------ Information shown
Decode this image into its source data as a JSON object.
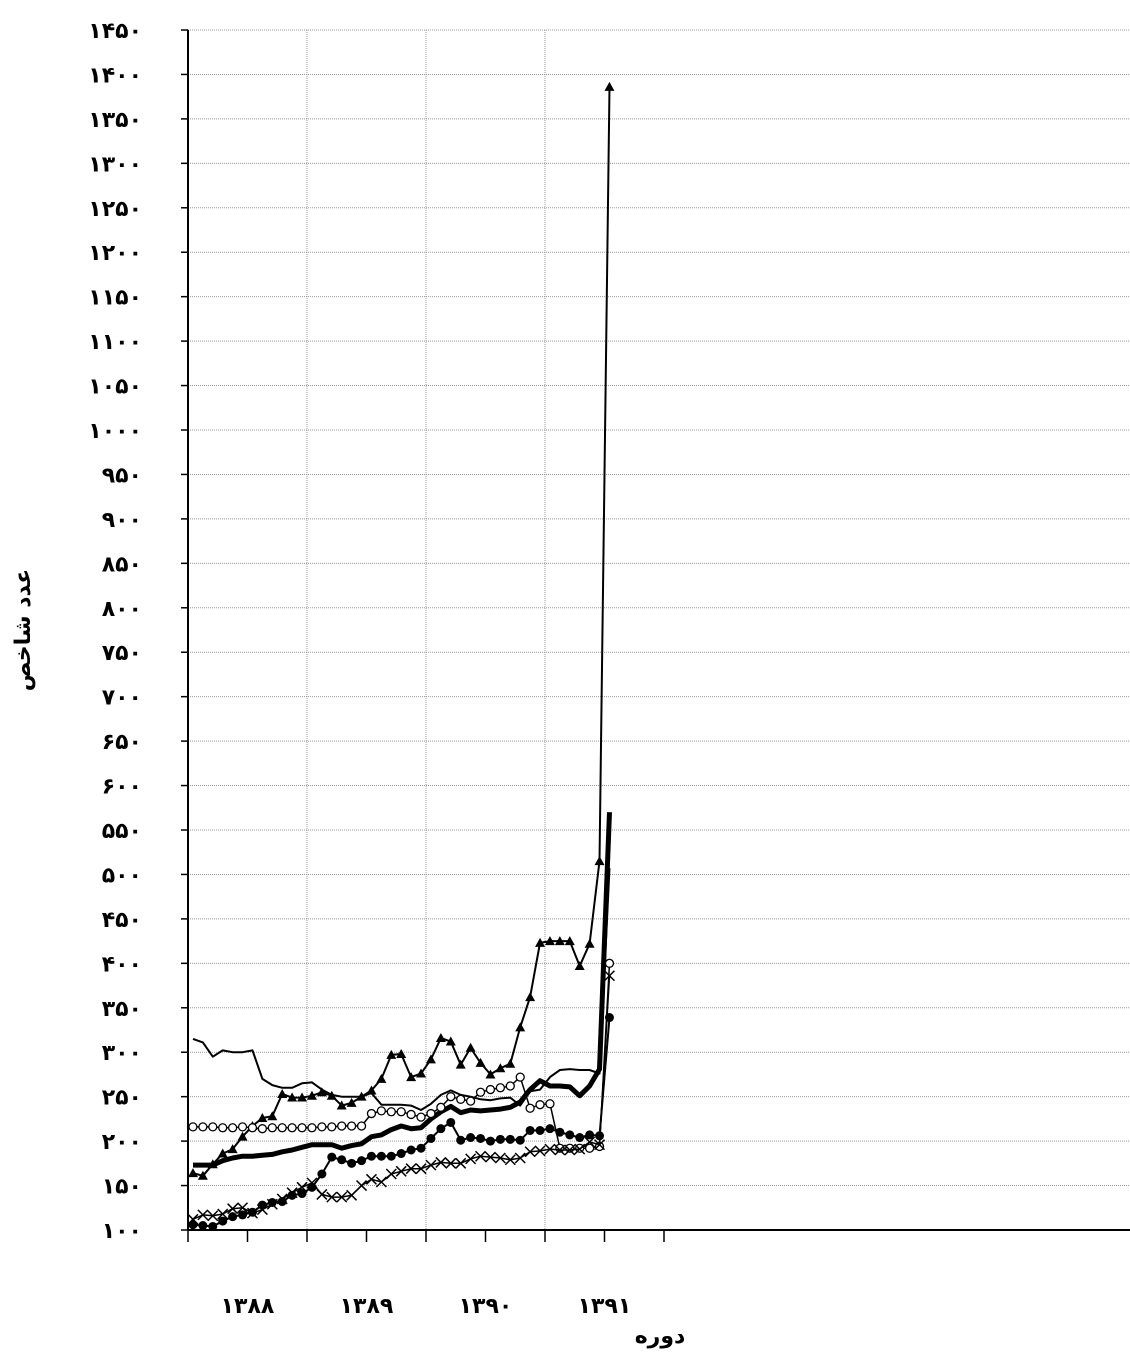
{
  "chart_data": {
    "type": "line",
    "title": "",
    "xlabel": "دوره",
    "ylabel": "عدد شاخص",
    "ylim": [
      100,
      1450
    ],
    "y_ticks": [
      100,
      150,
      200,
      250,
      300,
      350,
      400,
      450,
      500,
      550,
      600,
      650,
      700,
      750,
      800,
      850,
      900,
      950,
      1000,
      1050,
      1100,
      1150,
      1200,
      1250,
      1300,
      1350,
      1400,
      1450
    ],
    "y_tick_labels": [
      "۱۰۰",
      "۱۵۰",
      "۲۰۰",
      "۲۵۰",
      "۳۰۰",
      "۳۵۰",
      "۴۰۰",
      "۴۵۰",
      "۵۰۰",
      "۵۵۰",
      "۶۰۰",
      "۶۵۰",
      "۷۰۰",
      "۷۵۰",
      "۸۰۰",
      "۸۵۰",
      "۹۰۰",
      "۹۵۰",
      "۱۰۰۰",
      "۱۰۵۰",
      "۱۱۰۰",
      "۱۱۵۰",
      "۱۲۰۰",
      "۱۲۵۰",
      "۱۳۰۰",
      "۱۳۵۰",
      "۱۴۰۰",
      "۱۴۵۰"
    ],
    "x_range": [
      0,
      48
    ],
    "x_category_labels": [
      {
        "label": "۱۳۸۸",
        "center": 6
      },
      {
        "label": "۱۳۸۹",
        "center": 18
      },
      {
        "label": "۱۳۹۰",
        "center": 30
      },
      {
        "label": "۱۳۹۱",
        "center": 42
      }
    ],
    "grid": true,
    "series": [
      {
        "marker": "triangle",
        "stroke_width": 2,
        "x": [
          0.5,
          1.5,
          2.5,
          3.5,
          4.5,
          5.5,
          6.5,
          7.5,
          8.5,
          9.5,
          10.5,
          11.5,
          12.5,
          13.5,
          14.5,
          15.5,
          16.5,
          17.5,
          18.5,
          19.5,
          20.5,
          21.5,
          22.5,
          23.5,
          24.5,
          25.5,
          26.5,
          27.5,
          28.5,
          29.5,
          30.5,
          31.5,
          32.5,
          33.5,
          34.5,
          35.5,
          36.5,
          37.5,
          38.5,
          39.5,
          40.5,
          41.5,
          42.5
        ],
        "values": [
          164,
          161,
          174,
          186,
          191,
          205,
          217,
          226,
          228,
          253,
          249,
          249,
          251,
          255,
          251,
          240,
          243,
          250,
          257,
          270,
          297,
          298,
          272,
          276,
          292,
          316,
          312,
          286,
          305,
          288,
          275,
          282,
          287,
          328,
          362,
          423,
          425,
          425,
          425,
          397,
          422,
          515,
          1386
        ]
      },
      {
        "marker": "none",
        "stroke_width": 2,
        "x": [
          0.5,
          1.5,
          2.5,
          3.5,
          4.5,
          5.5,
          6.5,
          7.5,
          8.5,
          9.5,
          10.5,
          11.5,
          12.5,
          13.5,
          14.5,
          15.5,
          16.5,
          17.5,
          18.5,
          19.5,
          20.5,
          21.5,
          22.5,
          23.5,
          24.5,
          25.5,
          26.5,
          27.5,
          28.5,
          29.5,
          30.5,
          31.5,
          32.5,
          33.5,
          34.5,
          35.5,
          36.5,
          37.5,
          38.5,
          39.5,
          40.5,
          41.5,
          42.5
        ],
        "values": [
          315,
          311,
          295,
          302,
          300,
          300,
          302,
          270,
          263,
          260,
          260,
          265,
          266,
          258,
          252,
          250,
          250,
          250,
          254,
          241,
          241,
          241,
          240,
          235,
          242,
          252,
          257,
          252,
          250,
          247,
          246,
          248,
          249,
          240,
          256,
          258,
          272,
          280,
          281,
          280,
          280,
          276,
          507
        ]
      },
      {
        "marker": "none",
        "stroke_width": 5,
        "x": [
          0.5,
          1.5,
          2.5,
          3.5,
          4.5,
          5.5,
          6.5,
          7.5,
          8.5,
          9.5,
          10.5,
          11.5,
          12.5,
          13.5,
          14.5,
          15.5,
          16.5,
          17.5,
          18.5,
          19.5,
          20.5,
          21.5,
          22.5,
          23.5,
          24.5,
          25.5,
          26.5,
          27.5,
          28.5,
          29.5,
          30.5,
          31.5,
          32.5,
          33.5,
          34.5,
          35.5,
          36.5,
          37.5,
          38.5,
          39.5,
          40.5,
          41.5,
          42.5
        ],
        "values": [
          173,
          173,
          173,
          178,
          181,
          183,
          183,
          184,
          185,
          188,
          190,
          193,
          196,
          196,
          196,
          192,
          195,
          197,
          205,
          207,
          213,
          217,
          214,
          215,
          225,
          233,
          239,
          232,
          235,
          234,
          235,
          236,
          238,
          244,
          258,
          268,
          262,
          262,
          261,
          251,
          262,
          281,
          570
        ]
      },
      {
        "marker": "circle-open",
        "stroke_width": 1.5,
        "x": [
          0.5,
          1.5,
          2.5,
          3.5,
          4.5,
          5.5,
          6.5,
          7.5,
          8.5,
          9.5,
          10.5,
          11.5,
          12.5,
          13.5,
          14.5,
          15.5,
          16.5,
          17.5,
          18.5,
          19.5,
          20.5,
          21.5,
          22.5,
          23.5,
          24.5,
          25.5,
          26.5,
          27.5,
          28.5,
          29.5,
          30.5,
          31.5,
          32.5,
          33.5,
          34.5,
          35.5,
          36.5,
          37.5,
          38.5,
          39.5,
          40.5,
          41.5,
          42.5
        ],
        "values": [
          216,
          216,
          216,
          215,
          215,
          216,
          215,
          214,
          215,
          215,
          215,
          215,
          215,
          216,
          216,
          217,
          217,
          217,
          231,
          234,
          233,
          233,
          230,
          227,
          231,
          238,
          250,
          247,
          245,
          255,
          258,
          260,
          262,
          272,
          237,
          241,
          242,
          192,
          192,
          192,
          192,
          194,
          400
        ]
      },
      {
        "marker": "circle-filled",
        "stroke_width": 2,
        "x": [
          0.5,
          1.5,
          2.5,
          3.5,
          4.5,
          5.5,
          6.5,
          7.5,
          8.5,
          9.5,
          10.5,
          11.5,
          12.5,
          13.5,
          14.5,
          15.5,
          16.5,
          17.5,
          18.5,
          19.5,
          20.5,
          21.5,
          22.5,
          23.5,
          24.5,
          25.5,
          26.5,
          27.5,
          28.5,
          29.5,
          30.5,
          31.5,
          32.5,
          33.5,
          34.5,
          35.5,
          36.5,
          37.5,
          38.5,
          39.5,
          40.5,
          41.5,
          42.5
        ],
        "values": [
          106,
          105,
          104,
          110,
          115,
          117,
          120,
          128,
          131,
          132,
          139,
          141,
          148,
          163,
          182,
          179,
          175,
          178,
          183,
          183,
          183,
          186,
          190,
          192,
          203,
          214,
          221,
          201,
          204,
          203,
          200,
          202,
          202,
          201,
          212,
          212,
          214,
          210,
          207,
          204,
          207,
          206,
          339
        ]
      },
      {
        "marker": "x",
        "stroke_width": 1.5,
        "x": [
          0.5,
          1.5,
          2.5,
          3.5,
          4.5,
          5.5,
          6.5,
          7.5,
          8.5,
          9.5,
          10.5,
          11.5,
          12.5,
          13.5,
          14.5,
          15.5,
          16.5,
          17.5,
          18.5,
          19.5,
          20.5,
          21.5,
          22.5,
          23.5,
          24.5,
          25.5,
          26.5,
          27.5,
          28.5,
          29.5,
          30.5,
          31.5,
          32.5,
          33.5,
          34.5,
          35.5,
          36.5,
          37.5,
          38.5,
          39.5,
          40.5,
          41.5,
          42.5
        ],
        "values": [
          112,
          117,
          116,
          118,
          124,
          125,
          119,
          123,
          129,
          135,
          142,
          148,
          153,
          140,
          137,
          137,
          139,
          150,
          157,
          154,
          163,
          166,
          169,
          169,
          173,
          176,
          175,
          175,
          180,
          183,
          182,
          181,
          179,
          181,
          188,
          189,
          191,
          190,
          190,
          191,
          199,
          196,
          386
        ]
      }
    ]
  }
}
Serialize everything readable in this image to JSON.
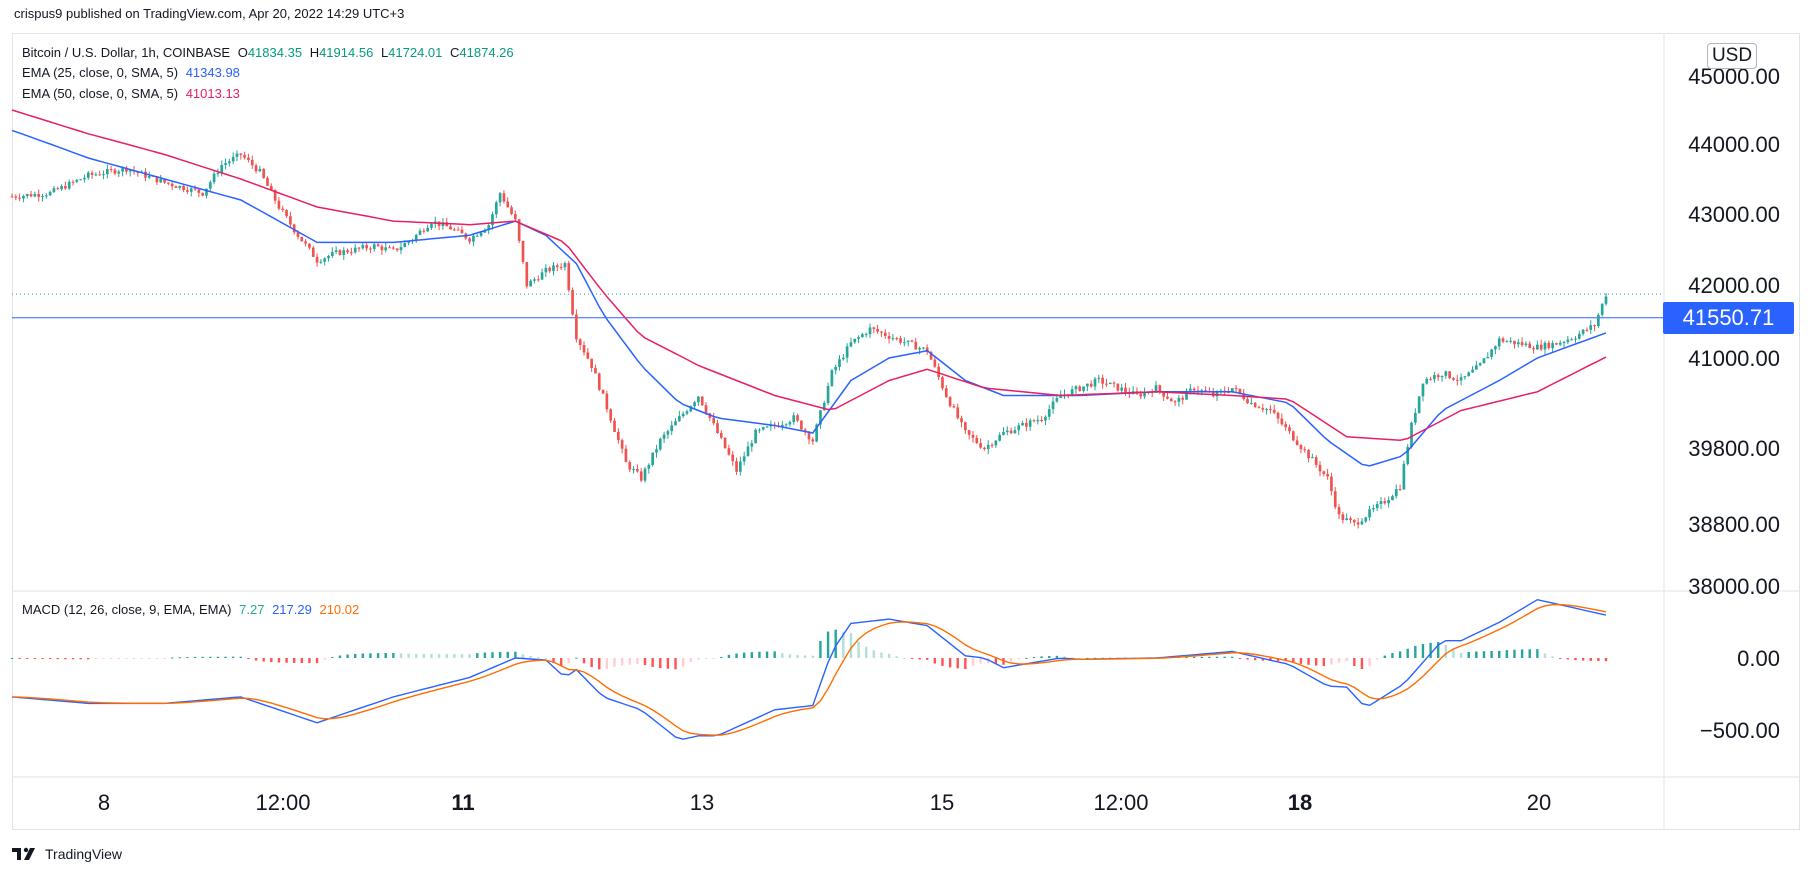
{
  "header": {
    "published": "crispus9 published on TradingView.com, Apr 20, 2022 14:29 UTC+3"
  },
  "legend": {
    "symbol": "Bitcoin / U.S. Dollar, 1h, COINBASE",
    "open_label": "O",
    "open": "41834.35",
    "high_label": "H",
    "high": "41914.56",
    "low_label": "L",
    "low": "41724.01",
    "close_label": "C",
    "close": "41874.26",
    "ema25": "EMA (25, close, 0, SMA, 5)",
    "ema25_value": "41343.98",
    "ema50": "EMA (50, close, 0, SMA, 5)",
    "ema50_value": "41013.13",
    "macd": "MACD (12, 26, close, 9, EMA, EMA)",
    "macd_hist": "7.27",
    "macd_line": "217.29",
    "macd_signal": "210.02"
  },
  "price_axis": {
    "currency": "USD",
    "ticks": [
      "45000.00",
      "44000.00",
      "43000.00",
      "42000.00",
      "41000.00",
      "39800.00",
      "38800.00",
      "38000.00"
    ],
    "current_price_label": "41550.71"
  },
  "macd_axis": {
    "ticks": [
      "0.00",
      "−500.00"
    ]
  },
  "time_axis": {
    "ticks": [
      "8",
      "12:00",
      "11",
      "13",
      "15",
      "12:00",
      "18",
      "20"
    ]
  },
  "footer": {
    "brand": "TradingView"
  },
  "colors": {
    "up": "#26a69a",
    "down": "#ef5350",
    "ema25": "#2962ff",
    "ema50": "#e91e63",
    "macd": "#2962ff",
    "signal": "#ff6d00",
    "price_line": "#2962ff"
  },
  "chart_data": {
    "type": "candlestick",
    "symbol": "Bitcoin / U.S. Dollar",
    "interval": "1h",
    "exchange": "COINBASE",
    "x_labels": [
      "8",
      "12:00",
      "11",
      "13",
      "15",
      "12:00",
      "18",
      "20"
    ],
    "y_ticks": [
      45000,
      44000,
      43000,
      42000,
      41000,
      39800,
      38800,
      38000
    ],
    "current_price": 41550.71,
    "last_close": 41874.26,
    "price_path": [
      [
        0,
        43250
      ],
      [
        10,
        43300
      ],
      [
        20,
        43550
      ],
      [
        30,
        43650
      ],
      [
        40,
        43450
      ],
      [
        50,
        43300
      ],
      [
        55,
        43700
      ],
      [
        60,
        43850
      ],
      [
        65,
        43600
      ],
      [
        70,
        43100
      ],
      [
        75,
        42700
      ],
      [
        80,
        42350
      ],
      [
        85,
        42450
      ],
      [
        90,
        42500
      ],
      [
        95,
        42550
      ],
      [
        100,
        42480
      ],
      [
        105,
        42650
      ],
      [
        110,
        42900
      ],
      [
        115,
        42800
      ],
      [
        120,
        42650
      ],
      [
        125,
        42850
      ],
      [
        128,
        43300
      ],
      [
        132,
        42900
      ],
      [
        135,
        42000
      ],
      [
        140,
        42200
      ],
      [
        145,
        42300
      ],
      [
        148,
        41300
      ],
      [
        152,
        40900
      ],
      [
        157,
        40200
      ],
      [
        161,
        39600
      ],
      [
        165,
        39400
      ],
      [
        170,
        39900
      ],
      [
        175,
        40200
      ],
      [
        180,
        40500
      ],
      [
        185,
        40000
      ],
      [
        190,
        39500
      ],
      [
        195,
        40000
      ],
      [
        200,
        40100
      ],
      [
        205,
        40200
      ],
      [
        210,
        39900
      ],
      [
        215,
        40800
      ],
      [
        220,
        41200
      ],
      [
        225,
        41400
      ],
      [
        230,
        41300
      ],
      [
        235,
        41200
      ],
      [
        240,
        41100
      ],
      [
        245,
        40500
      ],
      [
        250,
        40000
      ],
      [
        255,
        39800
      ],
      [
        260,
        40000
      ],
      [
        265,
        40100
      ],
      [
        270,
        40200
      ],
      [
        275,
        40500
      ],
      [
        280,
        40600
      ],
      [
        285,
        40700
      ],
      [
        290,
        40600
      ],
      [
        295,
        40500
      ],
      [
        300,
        40600
      ],
      [
        305,
        40400
      ],
      [
        310,
        40600
      ],
      [
        315,
        40500
      ],
      [
        320,
        40600
      ],
      [
        325,
        40400
      ],
      [
        330,
        40300
      ],
      [
        335,
        40000
      ],
      [
        340,
        39700
      ],
      [
        345,
        39400
      ],
      [
        348,
        38900
      ],
      [
        352,
        38800
      ],
      [
        356,
        38950
      ],
      [
        360,
        39100
      ],
      [
        364,
        39300
      ],
      [
        367,
        40100
      ],
      [
        370,
        40700
      ],
      [
        375,
        40800
      ],
      [
        380,
        40700
      ],
      [
        385,
        40900
      ],
      [
        390,
        41250
      ],
      [
        395,
        41200
      ],
      [
        400,
        41150
      ],
      [
        405,
        41200
      ],
      [
        410,
        41300
      ],
      [
        415,
        41450
      ],
      [
        418,
        41874
      ]
    ],
    "ema25_path": [
      [
        0,
        44200
      ],
      [
        20,
        43800
      ],
      [
        40,
        43500
      ],
      [
        60,
        43200
      ],
      [
        70,
        42900
      ],
      [
        80,
        42600
      ],
      [
        100,
        42600
      ],
      [
        120,
        42700
      ],
      [
        132,
        42900
      ],
      [
        140,
        42700
      ],
      [
        148,
        42300
      ],
      [
        155,
        41600
      ],
      [
        165,
        40900
      ],
      [
        175,
        40400
      ],
      [
        185,
        40200
      ],
      [
        200,
        40100
      ],
      [
        210,
        40000
      ],
      [
        220,
        40700
      ],
      [
        230,
        41000
      ],
      [
        240,
        41100
      ],
      [
        250,
        40700
      ],
      [
        260,
        40500
      ],
      [
        280,
        40500
      ],
      [
        300,
        40550
      ],
      [
        320,
        40550
      ],
      [
        335,
        40400
      ],
      [
        345,
        39900
      ],
      [
        355,
        39550
      ],
      [
        365,
        39700
      ],
      [
        375,
        40300
      ],
      [
        390,
        40700
      ],
      [
        400,
        41000
      ],
      [
        418,
        41344
      ]
    ],
    "ema50_path": [
      [
        0,
        44500
      ],
      [
        20,
        44150
      ],
      [
        40,
        43850
      ],
      [
        60,
        43500
      ],
      [
        80,
        43100
      ],
      [
        100,
        42900
      ],
      [
        120,
        42850
      ],
      [
        132,
        42900
      ],
      [
        145,
        42600
      ],
      [
        155,
        41900
      ],
      [
        165,
        41300
      ],
      [
        180,
        40900
      ],
      [
        200,
        40500
      ],
      [
        215,
        40300
      ],
      [
        230,
        40700
      ],
      [
        240,
        40850
      ],
      [
        255,
        40600
      ],
      [
        275,
        40500
      ],
      [
        300,
        40550
      ],
      [
        320,
        40500
      ],
      [
        335,
        40450
      ],
      [
        350,
        39950
      ],
      [
        365,
        39900
      ],
      [
        380,
        40300
      ],
      [
        400,
        40550
      ],
      [
        418,
        41013
      ]
    ],
    "macd": {
      "hist_value": 7.27,
      "macd_value": 217.29,
      "signal_value": 210.02,
      "y_ticks": [
        0,
        -500
      ]
    }
  }
}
------------
**Set problem**: Pick out and copy the lines of the material that include the word "Bitcoin".

**The completed task**:
    "symbol": "Bitcoin / U.S. Dollar, 1h, COINBASE",
    "symbol": "Bitcoin / U.S. Dollar",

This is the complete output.